◆ Problem to work on ◆
Down to the last line, print the material below verbatim.

*** Opening Supplied entries ***

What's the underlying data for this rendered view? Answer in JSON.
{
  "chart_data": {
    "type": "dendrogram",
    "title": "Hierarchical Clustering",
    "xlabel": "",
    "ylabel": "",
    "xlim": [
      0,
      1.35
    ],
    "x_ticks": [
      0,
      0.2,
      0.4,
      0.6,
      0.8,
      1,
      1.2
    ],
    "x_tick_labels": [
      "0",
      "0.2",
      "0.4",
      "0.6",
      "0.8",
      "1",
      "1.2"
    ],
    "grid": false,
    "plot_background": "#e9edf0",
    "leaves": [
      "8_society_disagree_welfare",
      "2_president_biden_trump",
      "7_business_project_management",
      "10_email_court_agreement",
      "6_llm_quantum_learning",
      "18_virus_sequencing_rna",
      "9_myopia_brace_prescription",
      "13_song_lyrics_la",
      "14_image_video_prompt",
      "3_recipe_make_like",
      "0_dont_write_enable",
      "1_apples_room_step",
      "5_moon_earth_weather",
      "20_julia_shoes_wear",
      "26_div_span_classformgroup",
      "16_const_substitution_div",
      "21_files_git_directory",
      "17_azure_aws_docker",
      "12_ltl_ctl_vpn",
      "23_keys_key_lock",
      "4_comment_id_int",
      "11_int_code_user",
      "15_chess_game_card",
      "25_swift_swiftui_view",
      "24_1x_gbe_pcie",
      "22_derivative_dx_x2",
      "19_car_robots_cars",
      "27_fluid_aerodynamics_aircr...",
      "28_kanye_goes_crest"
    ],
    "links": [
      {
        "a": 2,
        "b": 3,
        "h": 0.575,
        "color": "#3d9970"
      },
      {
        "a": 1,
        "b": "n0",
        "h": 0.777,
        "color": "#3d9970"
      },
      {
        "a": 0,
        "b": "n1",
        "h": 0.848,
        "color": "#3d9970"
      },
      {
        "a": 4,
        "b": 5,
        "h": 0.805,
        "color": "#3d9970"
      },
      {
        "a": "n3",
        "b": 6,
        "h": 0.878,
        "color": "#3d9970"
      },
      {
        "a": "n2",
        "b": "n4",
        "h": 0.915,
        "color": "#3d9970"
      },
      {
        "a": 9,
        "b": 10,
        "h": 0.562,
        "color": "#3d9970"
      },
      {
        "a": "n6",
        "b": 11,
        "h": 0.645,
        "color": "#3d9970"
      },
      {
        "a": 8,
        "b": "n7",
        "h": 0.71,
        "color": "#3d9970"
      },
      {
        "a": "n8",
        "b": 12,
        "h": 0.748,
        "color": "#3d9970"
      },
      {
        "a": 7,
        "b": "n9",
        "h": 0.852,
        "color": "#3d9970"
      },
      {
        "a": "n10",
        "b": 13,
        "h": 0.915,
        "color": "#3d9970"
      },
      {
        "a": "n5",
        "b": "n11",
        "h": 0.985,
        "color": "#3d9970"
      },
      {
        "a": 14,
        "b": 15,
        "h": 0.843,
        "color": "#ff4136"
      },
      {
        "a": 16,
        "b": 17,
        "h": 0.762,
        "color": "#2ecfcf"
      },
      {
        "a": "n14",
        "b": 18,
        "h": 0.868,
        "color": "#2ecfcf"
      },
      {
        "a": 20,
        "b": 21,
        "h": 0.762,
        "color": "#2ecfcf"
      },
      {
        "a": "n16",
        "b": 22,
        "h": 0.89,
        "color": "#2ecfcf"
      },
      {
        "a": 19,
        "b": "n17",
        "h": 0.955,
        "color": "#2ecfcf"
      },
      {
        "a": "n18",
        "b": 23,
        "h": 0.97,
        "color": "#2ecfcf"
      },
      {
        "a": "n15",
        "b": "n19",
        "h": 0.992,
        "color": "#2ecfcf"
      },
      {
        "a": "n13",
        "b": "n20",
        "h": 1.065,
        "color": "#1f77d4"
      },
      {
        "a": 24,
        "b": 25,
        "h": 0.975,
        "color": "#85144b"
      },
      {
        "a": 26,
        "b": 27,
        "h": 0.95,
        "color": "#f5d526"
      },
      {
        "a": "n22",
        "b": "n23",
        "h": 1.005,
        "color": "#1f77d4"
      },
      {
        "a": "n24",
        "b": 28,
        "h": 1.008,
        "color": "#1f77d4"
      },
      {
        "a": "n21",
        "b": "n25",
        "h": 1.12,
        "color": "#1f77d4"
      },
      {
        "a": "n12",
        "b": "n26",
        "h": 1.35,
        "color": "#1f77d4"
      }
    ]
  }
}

*** Closing Supplied entries ***

◆ Result below ◆
What's the underlying data for this rendered view? Answer in JSON.
{
  "chart_data": {
    "type": "dendrogram",
    "title": "Hierarchical Clustering",
    "xlabel": "",
    "ylabel": "",
    "xlim": [
      0,
      1.35
    ],
    "x_ticks": [
      0,
      0.2,
      0.4,
      0.6,
      0.8,
      1,
      1.2
    ],
    "x_tick_labels": [
      "0",
      "0.2",
      "0.4",
      "0.6",
      "0.8",
      "1",
      "1.2"
    ],
    "grid": false,
    "plot_background": "#e9edf0",
    "leaves": [
      "8_society_disagree_welfare",
      "2_president_biden_trump",
      "7_business_project_management",
      "10_email_court_agreement",
      "6_llm_quantum_learning",
      "18_virus_sequencing_rna",
      "9_myopia_brace_prescription",
      "13_song_lyrics_la",
      "14_image_video_prompt",
      "3_recipe_make_like",
      "0_dont_write_enable",
      "1_apples_room_step",
      "5_moon_earth_weather",
      "20_julia_shoes_wear",
      "26_div_span_classformgroup",
      "16_const_substitution_div",
      "21_files_git_directory",
      "17_azure_aws_docker",
      "12_ltl_ctl_vpn",
      "23_keys_key_lock",
      "4_comment_id_int",
      "11_int_code_user",
      "15_chess_game_card",
      "25_swift_swiftui_view",
      "24_1x_gbe_pcie",
      "22_derivative_dx_x2",
      "19_car_robots_cars",
      "27_fluid_aerodynamics_aircr...",
      "28_kanye_goes_crest"
    ],
    "links": [
      {
        "a": 2,
        "b": 3,
        "h": 0.575,
        "color": "#3d9970"
      },
      {
        "a": 1,
        "b": "n0",
        "h": 0.777,
        "color": "#3d9970"
      },
      {
        "a": 0,
        "b": "n1",
        "h": 0.848,
        "color": "#3d9970"
      },
      {
        "a": 4,
        "b": 5,
        "h": 0.805,
        "color": "#3d9970"
      },
      {
        "a": "n3",
        "b": 6,
        "h": 0.878,
        "color": "#3d9970"
      },
      {
        "a": "n2",
        "b": "n4",
        "h": 0.915,
        "color": "#3d9970"
      },
      {
        "a": 9,
        "b": 10,
        "h": 0.562,
        "color": "#3d9970"
      },
      {
        "a": "n6",
        "b": 11,
        "h": 0.645,
        "color": "#3d9970"
      },
      {
        "a": 8,
        "b": "n7",
        "h": 0.71,
        "color": "#3d9970"
      },
      {
        "a": "n8",
        "b": 12,
        "h": 0.748,
        "color": "#3d9970"
      },
      {
        "a": 7,
        "b": "n9",
        "h": 0.852,
        "color": "#3d9970"
      },
      {
        "a": "n10",
        "b": 13,
        "h": 0.915,
        "color": "#3d9970"
      },
      {
        "a": "n5",
        "b": "n11",
        "h": 0.985,
        "color": "#3d9970"
      },
      {
        "a": 14,
        "b": 15,
        "h": 0.843,
        "color": "#ff4136"
      },
      {
        "a": 16,
        "b": 17,
        "h": 0.762,
        "color": "#2ecfcf"
      },
      {
        "a": "n14",
        "b": 18,
        "h": 0.868,
        "color": "#2ecfcf"
      },
      {
        "a": 20,
        "b": 21,
        "h": 0.762,
        "color": "#2ecfcf"
      },
      {
        "a": "n16",
        "b": 22,
        "h": 0.89,
        "color": "#2ecfcf"
      },
      {
        "a": 19,
        "b": "n17",
        "h": 0.955,
        "color": "#2ecfcf"
      },
      {
        "a": "n18",
        "b": 23,
        "h": 0.97,
        "color": "#2ecfcf"
      },
      {
        "a": "n15",
        "b": "n19",
        "h": 0.992,
        "color": "#2ecfcf"
      },
      {
        "a": "n13",
        "b": "n20",
        "h": 1.065,
        "color": "#1f77d4"
      },
      {
        "a": 24,
        "b": 25,
        "h": 0.975,
        "color": "#85144b"
      },
      {
        "a": 26,
        "b": 27,
        "h": 0.95,
        "color": "#f5d526"
      },
      {
        "a": "n22",
        "b": "n23",
        "h": 1.005,
        "color": "#1f77d4"
      },
      {
        "a": "n24",
        "b": 28,
        "h": 1.008,
        "color": "#1f77d4"
      },
      {
        "a": "n21",
        "b": "n25",
        "h": 1.12,
        "color": "#1f77d4"
      },
      {
        "a": "n12",
        "b": "n26",
        "h": 1.35,
        "color": "#1f77d4"
      }
    ]
  }
}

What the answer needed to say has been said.